Task =>
Isolate every line in the records below with "text" in it.

━━━━━━

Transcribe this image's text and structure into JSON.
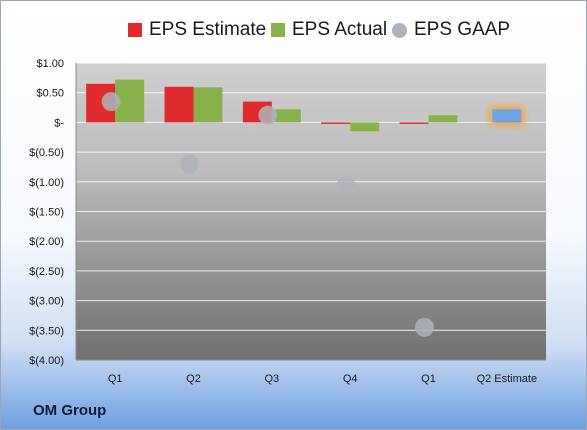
{
  "company": "OM Group",
  "legend": [
    {
      "label": "EPS Estimate",
      "color": "#e02a2e",
      "shape": "square"
    },
    {
      "label": "EPS Actual",
      "color": "#88b04b",
      "shape": "square"
    },
    {
      "label": "EPS GAAP",
      "color": "#aeb3ba",
      "shape": "circle"
    }
  ],
  "chart_data": {
    "type": "bar",
    "categories": [
      "Q1",
      "Q2",
      "Q3",
      "Q4",
      "Q1",
      "Q2 Estimate"
    ],
    "ylim": [
      -4.0,
      1.0
    ],
    "yticks": [
      {
        "value": 1.0,
        "label": "$1.00"
      },
      {
        "value": 0.5,
        "label": "$0.50"
      },
      {
        "value": 0.0,
        "label": "$-"
      },
      {
        "value": -0.5,
        "label": "$(0.50)"
      },
      {
        "value": -1.0,
        "label": "$(1.00)"
      },
      {
        "value": -1.5,
        "label": "$(1.50)"
      },
      {
        "value": -2.0,
        "label": "$(2.00)"
      },
      {
        "value": -2.5,
        "label": "$(2.50)"
      },
      {
        "value": -3.0,
        "label": "$(3.00)"
      },
      {
        "value": -3.5,
        "label": "$(3.50)"
      },
      {
        "value": -4.0,
        "label": "$(4.00)"
      }
    ],
    "grid": true,
    "legend_position": "top",
    "series": [
      {
        "name": "EPS Estimate",
        "type": "bar",
        "color": "#e02a2e",
        "values": [
          0.65,
          0.6,
          0.35,
          -0.02,
          -0.02,
          null
        ]
      },
      {
        "name": "EPS Actual",
        "type": "bar",
        "color": "#88b04b",
        "values": [
          0.72,
          0.59,
          0.22,
          -0.15,
          0.12,
          null
        ]
      },
      {
        "name": "EPS GAAP",
        "type": "scatter",
        "color": "#aeb3ba",
        "values": [
          0.35,
          -0.7,
          0.12,
          -1.07,
          -3.45,
          null
        ]
      }
    ],
    "highlight": {
      "category_index": 5,
      "value": 0.22,
      "color": "#6fa3e6",
      "glow_color": "#f5a54a"
    }
  }
}
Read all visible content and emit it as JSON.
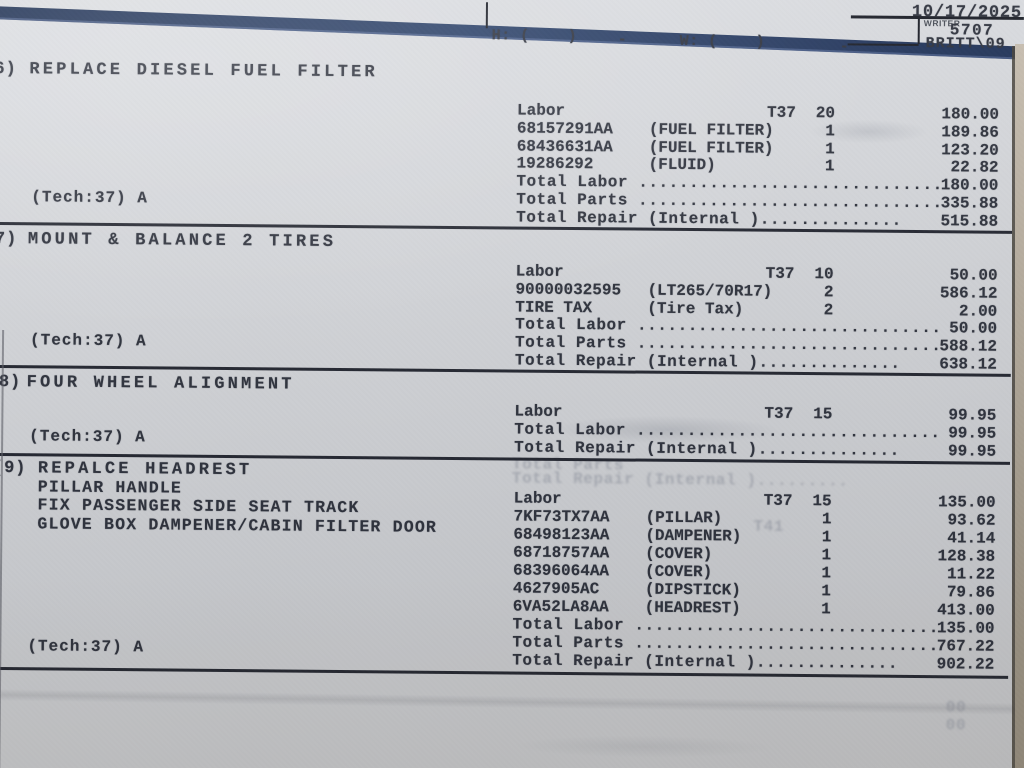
{
  "meta": {
    "date": "10/17/2025",
    "writer_label": "WRITER",
    "writer_id": "5707",
    "writer_name": "BRITT\\09"
  },
  "phone_fields": {
    "home": "H: (    )",
    "work": "W: (    )",
    "dash": "-"
  },
  "colors": {
    "paper": "#d5d7db",
    "ink": "#2e323d",
    "band_blue": "#1f3156",
    "rule": "#232630"
  },
  "sections": [
    {
      "number": "6)",
      "title_lines": [
        "REPLACE DIESEL FUEL FILTER"
      ],
      "tech_line": "(Tech:37) A",
      "items": [
        {
          "code": "Labor",
          "desc": "",
          "tcode": "T37",
          "qty": "20",
          "amount": "180.00"
        },
        {
          "code": "68157291AA",
          "desc": "(FUEL FILTER)",
          "tcode": "",
          "qty": "1",
          "amount": "189.86"
        },
        {
          "code": "68436631AA",
          "desc": "(FUEL FILTER)",
          "tcode": "",
          "qty": "1",
          "amount": "123.20"
        },
        {
          "code": "19286292",
          "desc": "(FLUID)",
          "tcode": "",
          "qty": "1",
          "amount": "22.82"
        }
      ],
      "totals": [
        {
          "label": "Total Labor ..............................",
          "amount": "180.00"
        },
        {
          "label": "Total Parts ..............................",
          "amount": "335.88"
        },
        {
          "label": "Total Repair (Internal )..............",
          "amount": "515.88"
        }
      ]
    },
    {
      "number": "7)",
      "title_lines": [
        "MOUNT & BALANCE 2 TIRES"
      ],
      "tech_line": "(Tech:37) A",
      "items": [
        {
          "code": "Labor",
          "desc": "",
          "tcode": "T37",
          "qty": "10",
          "amount": "50.00"
        },
        {
          "code": "90000032595",
          "desc": "(LT265/70R17)",
          "tcode": "",
          "qty": "2",
          "amount": "586.12"
        },
        {
          "code": "TIRE TAX",
          "desc": "(Tire Tax)",
          "tcode": "",
          "qty": "2",
          "amount": "2.00"
        }
      ],
      "totals": [
        {
          "label": "Total Labor ..............................",
          "amount": "50.00"
        },
        {
          "label": "Total Parts ..............................",
          "amount": "588.12"
        },
        {
          "label": "Total Repair (Internal )..............",
          "amount": "638.12"
        }
      ]
    },
    {
      "number": "(8)",
      "title_lines": [
        "FOUR WHEEL ALIGNMENT"
      ],
      "tech_line": "(Tech:37) A",
      "items": [
        {
          "code": "Labor",
          "desc": "",
          "tcode": "T37",
          "qty": "15",
          "amount": "99.95"
        }
      ],
      "totals": [
        {
          "label": "Total Labor ..............................",
          "amount": "99.95"
        },
        {
          "label": "Total Repair (Internal )..............",
          "amount": "99.95"
        }
      ]
    },
    {
      "number": "(9)",
      "title_lines": [
        "REPALCE HEADREST",
        "PILLAR HANDLE",
        "FIX PASSENGER SIDE SEAT TRACK",
        "GLOVE BOX DAMPENER/CABIN FILTER DOOR"
      ],
      "tech_line": "(Tech:37) A",
      "items": [
        {
          "code": "Labor",
          "desc": "",
          "tcode": "T37",
          "qty": "15",
          "amount": "135.00"
        },
        {
          "code": "7KF73TX7AA",
          "desc": "(PILLAR)",
          "tcode": "",
          "qty": "1",
          "amount": "93.62"
        },
        {
          "code": "68498123AA",
          "desc": "(DAMPENER)",
          "tcode": "",
          "qty": "1",
          "amount": "41.14"
        },
        {
          "code": "68718757AA",
          "desc": "(COVER)",
          "tcode": "",
          "qty": "1",
          "amount": "128.38"
        },
        {
          "code": "68396064AA",
          "desc": "(COVER)",
          "tcode": "",
          "qty": "1",
          "amount": "11.22"
        },
        {
          "code": "4627905AC",
          "desc": "(DIPSTICK)",
          "tcode": "",
          "qty": "1",
          "amount": "79.86"
        },
        {
          "code": "6VA52LA8AA",
          "desc": "(HEADREST)",
          "tcode": "",
          "qty": "1",
          "amount": "413.00"
        }
      ],
      "totals": [
        {
          "label": "Total Labor ..............................",
          "amount": "135.00"
        },
        {
          "label": "Total Parts ..............................",
          "amount": "767.22"
        },
        {
          "label": "Total Repair (Internal )..............",
          "amount": "902.22"
        }
      ]
    }
  ],
  "ghost_bleed": [
    {
      "text": "Total Parts"
    },
    {
      "text": "Total Repair (Internal )........."
    },
    {
      "text": "T41"
    },
    {
      "text": "00"
    },
    {
      "text": "00"
    }
  ]
}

━━━━━━

Answer below =>
Transcribe this image's text and structure into JSON.
      "text": "Total Parts"
      "text": "Total Repair (Internal )........."
      "text": "T41"
      "text": "00"
      "text": "00"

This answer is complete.